■ What is expected: Give only one thing: the number of lines that include the word "label".

— begin Entries shown —

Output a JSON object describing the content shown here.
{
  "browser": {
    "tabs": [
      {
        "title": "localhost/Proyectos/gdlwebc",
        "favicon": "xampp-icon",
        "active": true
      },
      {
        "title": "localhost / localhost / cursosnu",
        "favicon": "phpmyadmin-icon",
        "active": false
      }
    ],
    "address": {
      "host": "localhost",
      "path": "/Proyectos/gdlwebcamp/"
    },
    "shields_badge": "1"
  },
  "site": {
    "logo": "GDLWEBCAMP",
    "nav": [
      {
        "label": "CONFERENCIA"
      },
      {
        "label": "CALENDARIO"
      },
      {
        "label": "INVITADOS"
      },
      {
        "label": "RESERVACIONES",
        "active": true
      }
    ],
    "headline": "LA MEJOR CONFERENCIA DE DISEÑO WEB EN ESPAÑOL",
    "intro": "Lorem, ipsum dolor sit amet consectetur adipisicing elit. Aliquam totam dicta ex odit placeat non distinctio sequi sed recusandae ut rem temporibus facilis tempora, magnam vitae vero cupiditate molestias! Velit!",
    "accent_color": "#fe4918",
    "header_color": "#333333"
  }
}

— end Entries shown —

■ Answer: 4